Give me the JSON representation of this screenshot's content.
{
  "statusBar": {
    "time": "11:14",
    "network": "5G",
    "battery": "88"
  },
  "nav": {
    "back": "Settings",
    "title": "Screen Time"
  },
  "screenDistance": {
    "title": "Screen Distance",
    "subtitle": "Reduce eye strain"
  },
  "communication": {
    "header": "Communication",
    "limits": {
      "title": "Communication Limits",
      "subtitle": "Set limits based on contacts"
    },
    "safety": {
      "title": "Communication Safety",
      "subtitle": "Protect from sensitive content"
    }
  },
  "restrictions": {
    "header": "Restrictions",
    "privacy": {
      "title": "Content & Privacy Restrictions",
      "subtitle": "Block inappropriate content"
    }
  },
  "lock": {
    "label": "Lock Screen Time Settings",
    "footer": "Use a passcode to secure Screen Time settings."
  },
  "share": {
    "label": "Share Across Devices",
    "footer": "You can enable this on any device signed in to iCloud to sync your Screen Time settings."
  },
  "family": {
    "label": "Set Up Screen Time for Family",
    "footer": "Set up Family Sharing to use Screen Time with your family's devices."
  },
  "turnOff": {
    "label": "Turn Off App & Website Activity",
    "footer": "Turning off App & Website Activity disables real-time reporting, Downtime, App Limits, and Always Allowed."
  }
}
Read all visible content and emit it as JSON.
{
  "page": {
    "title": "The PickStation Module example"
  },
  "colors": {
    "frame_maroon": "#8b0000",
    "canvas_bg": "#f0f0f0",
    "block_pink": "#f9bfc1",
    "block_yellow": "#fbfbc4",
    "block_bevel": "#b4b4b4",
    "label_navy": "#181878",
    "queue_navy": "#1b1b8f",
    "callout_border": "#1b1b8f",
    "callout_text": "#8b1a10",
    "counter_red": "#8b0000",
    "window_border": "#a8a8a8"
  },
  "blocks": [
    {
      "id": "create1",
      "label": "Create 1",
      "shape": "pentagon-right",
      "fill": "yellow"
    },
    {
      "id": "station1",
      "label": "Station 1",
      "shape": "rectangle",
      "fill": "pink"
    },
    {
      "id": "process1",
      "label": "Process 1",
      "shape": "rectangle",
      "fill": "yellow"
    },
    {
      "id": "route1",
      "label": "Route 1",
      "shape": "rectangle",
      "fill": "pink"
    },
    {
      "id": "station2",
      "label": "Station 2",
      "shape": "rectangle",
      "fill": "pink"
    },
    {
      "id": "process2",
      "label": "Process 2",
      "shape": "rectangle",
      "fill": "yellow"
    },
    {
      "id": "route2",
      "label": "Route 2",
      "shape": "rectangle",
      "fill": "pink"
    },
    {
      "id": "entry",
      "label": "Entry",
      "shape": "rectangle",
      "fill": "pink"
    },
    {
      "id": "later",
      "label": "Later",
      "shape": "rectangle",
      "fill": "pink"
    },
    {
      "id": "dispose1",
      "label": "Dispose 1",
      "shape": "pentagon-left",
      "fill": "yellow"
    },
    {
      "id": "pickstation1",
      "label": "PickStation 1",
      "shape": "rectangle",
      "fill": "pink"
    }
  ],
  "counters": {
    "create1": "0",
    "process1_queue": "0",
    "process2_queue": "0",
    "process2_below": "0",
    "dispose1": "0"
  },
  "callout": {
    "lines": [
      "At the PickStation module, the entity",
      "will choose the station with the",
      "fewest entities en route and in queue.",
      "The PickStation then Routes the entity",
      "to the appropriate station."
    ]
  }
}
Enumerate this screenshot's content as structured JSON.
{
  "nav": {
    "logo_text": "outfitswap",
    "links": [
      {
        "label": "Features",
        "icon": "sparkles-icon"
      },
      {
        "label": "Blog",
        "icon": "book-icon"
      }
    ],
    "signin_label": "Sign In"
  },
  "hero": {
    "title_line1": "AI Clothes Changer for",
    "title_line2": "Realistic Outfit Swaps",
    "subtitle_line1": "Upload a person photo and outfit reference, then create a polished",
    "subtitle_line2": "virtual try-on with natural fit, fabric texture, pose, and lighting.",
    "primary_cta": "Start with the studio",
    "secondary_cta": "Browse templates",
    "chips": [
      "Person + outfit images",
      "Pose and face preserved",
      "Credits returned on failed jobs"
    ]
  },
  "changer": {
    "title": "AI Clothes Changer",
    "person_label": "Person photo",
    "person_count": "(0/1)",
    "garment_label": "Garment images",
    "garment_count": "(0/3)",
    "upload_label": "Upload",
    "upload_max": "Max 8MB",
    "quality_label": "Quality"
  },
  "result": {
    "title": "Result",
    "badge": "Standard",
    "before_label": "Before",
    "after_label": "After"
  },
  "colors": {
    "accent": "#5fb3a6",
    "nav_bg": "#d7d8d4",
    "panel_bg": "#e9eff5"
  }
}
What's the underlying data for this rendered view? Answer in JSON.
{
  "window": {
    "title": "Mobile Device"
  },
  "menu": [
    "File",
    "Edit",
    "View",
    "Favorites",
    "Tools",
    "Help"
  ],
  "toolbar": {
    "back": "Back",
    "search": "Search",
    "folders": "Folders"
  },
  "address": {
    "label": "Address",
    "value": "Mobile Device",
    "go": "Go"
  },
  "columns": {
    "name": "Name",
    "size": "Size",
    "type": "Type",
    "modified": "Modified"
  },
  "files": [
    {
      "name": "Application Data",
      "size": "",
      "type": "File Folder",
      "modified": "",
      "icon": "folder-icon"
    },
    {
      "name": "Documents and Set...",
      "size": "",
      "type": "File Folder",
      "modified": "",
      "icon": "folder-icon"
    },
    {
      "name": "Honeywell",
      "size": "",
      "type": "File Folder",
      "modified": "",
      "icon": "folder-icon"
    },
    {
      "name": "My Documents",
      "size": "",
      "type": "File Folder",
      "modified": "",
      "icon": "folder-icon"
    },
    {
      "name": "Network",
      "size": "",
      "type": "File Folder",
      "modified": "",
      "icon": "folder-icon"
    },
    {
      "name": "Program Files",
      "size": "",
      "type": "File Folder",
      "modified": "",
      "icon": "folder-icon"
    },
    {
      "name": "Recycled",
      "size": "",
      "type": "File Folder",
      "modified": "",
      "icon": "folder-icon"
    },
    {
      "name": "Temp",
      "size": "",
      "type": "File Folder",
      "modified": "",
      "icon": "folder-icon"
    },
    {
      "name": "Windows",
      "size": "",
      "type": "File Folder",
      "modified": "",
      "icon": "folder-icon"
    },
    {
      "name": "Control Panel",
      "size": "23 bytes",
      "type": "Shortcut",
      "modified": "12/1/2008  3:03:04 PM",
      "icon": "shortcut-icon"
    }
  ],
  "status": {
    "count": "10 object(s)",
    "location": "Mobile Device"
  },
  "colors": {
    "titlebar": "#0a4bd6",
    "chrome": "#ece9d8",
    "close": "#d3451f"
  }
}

→ Your objective
Look for lines containing the string "Mobile" and copy them all.

→ Final result
    "title": "Mobile Device"
    "value": "Mobile Device",
    "location": "Mobile Device"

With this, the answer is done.